TEXTE DE LA PAGE:
──────────
Parmi les volontaires de l’An 2, de nombreux enfants ont combattu, en particulier dans les zones de guerre civile. Orphelins ou fils de républicains très engagés, leur souvenir est resté dans l’histoire par deux noms symboles, ceux de Barra et Viala.
Albert François Joseph Barra naît le 30 juillet 1779 à Palaiseau, fils d’un garde-chasse du prince de Condé. Neuvième enfant d’une famille qui en compte dix, la misère les touche au décès du père le 16 octobre 1784.
À l’automne 1792, âgé de 13 ans, il rejoint l’armée républicaine engagée contre les Chouans dans le secteur de Bressuire. La situation militaire y empire rapidement. La troupe royaliste de 1500 hommes commandée par La Bouère et Cathelineau attaque les unités bleues placées en protection des républicains de Jallais.
Le 7 décembre 1793, combattant comme « charretier d’artillerie », il reçoit un « coup de feu au genou gauche », lors de ces combats de Jallais (état des pertes du 14e bataillon de Paris, dit de la République) cité par Charles-Louis Chassin et Léon Hennet (Les volontaires nationaux pendant la Révolution, tome II, p. 355).
Joseph Barra décède.
Par courrier, l’adjudant-général Desmarres en informe le ministère de la Guerre : « Joseph Bara est un orphelin très pauvre, engagé volontaire au 8e de hussards de l’armée républicaine ; il a partagé toutes les fatigues et tous les dangers de la guerre, et a été tué lors de l’attaque de Jallais par les Vendéens le 17 frimaire an II, à l’âge de 14 ans. » Il sollicite une pension pour la mère de l’enfant.
──────────
CONSIGNE:
Répondez aux questions suivantes à partir du texte sur Joseph Barra ci-dessus.
1. À quelle date et dans quelle ville naît Albert François Joseph Barra ?
2. Quelle blessure reçoit-il lors des combats de Jallais le 7 décembre 1793 ?
3. Que sollicite l'adjudant-général Desmarres dans son courrier au ministère de la Guerre ?
──────────
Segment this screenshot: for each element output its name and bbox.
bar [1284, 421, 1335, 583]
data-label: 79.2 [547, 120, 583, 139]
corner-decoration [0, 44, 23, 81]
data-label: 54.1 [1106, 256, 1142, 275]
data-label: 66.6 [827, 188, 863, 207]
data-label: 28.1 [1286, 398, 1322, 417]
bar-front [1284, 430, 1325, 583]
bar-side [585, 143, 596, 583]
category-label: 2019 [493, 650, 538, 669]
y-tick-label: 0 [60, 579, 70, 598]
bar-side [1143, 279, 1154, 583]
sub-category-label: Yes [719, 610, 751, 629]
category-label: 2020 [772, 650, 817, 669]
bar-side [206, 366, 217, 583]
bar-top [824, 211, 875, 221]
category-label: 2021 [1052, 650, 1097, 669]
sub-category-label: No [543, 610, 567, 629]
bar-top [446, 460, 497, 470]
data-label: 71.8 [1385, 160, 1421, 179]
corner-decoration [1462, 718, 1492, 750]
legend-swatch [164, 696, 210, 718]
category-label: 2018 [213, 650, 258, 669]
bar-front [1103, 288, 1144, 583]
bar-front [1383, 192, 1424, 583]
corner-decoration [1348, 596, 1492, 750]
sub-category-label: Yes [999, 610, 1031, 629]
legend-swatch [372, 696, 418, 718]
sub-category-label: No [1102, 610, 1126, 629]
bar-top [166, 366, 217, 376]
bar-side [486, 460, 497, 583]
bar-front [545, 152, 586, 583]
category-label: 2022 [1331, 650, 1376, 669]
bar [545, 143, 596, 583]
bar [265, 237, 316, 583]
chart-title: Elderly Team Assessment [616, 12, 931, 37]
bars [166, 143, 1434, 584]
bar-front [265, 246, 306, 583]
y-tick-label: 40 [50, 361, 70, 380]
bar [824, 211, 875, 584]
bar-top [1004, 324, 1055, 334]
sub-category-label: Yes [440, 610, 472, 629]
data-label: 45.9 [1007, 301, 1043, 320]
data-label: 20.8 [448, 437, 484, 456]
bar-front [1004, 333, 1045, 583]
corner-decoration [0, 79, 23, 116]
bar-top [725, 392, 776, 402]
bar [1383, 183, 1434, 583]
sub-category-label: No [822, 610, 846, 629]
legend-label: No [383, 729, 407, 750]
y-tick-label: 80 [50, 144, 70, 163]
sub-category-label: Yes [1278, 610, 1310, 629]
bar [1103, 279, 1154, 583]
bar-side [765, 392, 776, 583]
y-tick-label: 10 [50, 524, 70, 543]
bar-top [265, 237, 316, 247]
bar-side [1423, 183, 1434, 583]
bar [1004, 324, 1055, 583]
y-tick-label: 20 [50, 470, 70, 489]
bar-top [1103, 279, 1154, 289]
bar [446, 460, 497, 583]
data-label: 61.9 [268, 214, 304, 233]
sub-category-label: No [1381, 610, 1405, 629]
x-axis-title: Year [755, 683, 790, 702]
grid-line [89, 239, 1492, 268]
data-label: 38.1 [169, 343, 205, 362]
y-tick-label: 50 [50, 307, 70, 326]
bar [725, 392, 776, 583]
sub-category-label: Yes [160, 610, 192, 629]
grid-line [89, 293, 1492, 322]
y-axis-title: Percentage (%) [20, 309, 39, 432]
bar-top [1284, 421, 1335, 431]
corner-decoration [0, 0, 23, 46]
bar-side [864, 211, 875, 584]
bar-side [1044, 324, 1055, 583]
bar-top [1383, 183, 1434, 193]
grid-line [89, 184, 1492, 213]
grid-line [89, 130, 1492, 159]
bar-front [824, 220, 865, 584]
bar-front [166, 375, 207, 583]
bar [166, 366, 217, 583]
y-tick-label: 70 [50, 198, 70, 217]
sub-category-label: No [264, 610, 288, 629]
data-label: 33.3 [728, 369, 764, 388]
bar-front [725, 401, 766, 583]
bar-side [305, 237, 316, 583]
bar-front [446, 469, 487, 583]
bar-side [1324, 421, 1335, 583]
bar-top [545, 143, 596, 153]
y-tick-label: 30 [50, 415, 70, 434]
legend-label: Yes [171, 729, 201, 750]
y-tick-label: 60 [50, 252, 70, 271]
──────────
RÉPONSE CORRECTE:
1. Le 30 juillet 1779, à Palaiseau.
2. Un « coup de feu au genou gauche ».
3. Une pension pour la mère de l'enfant.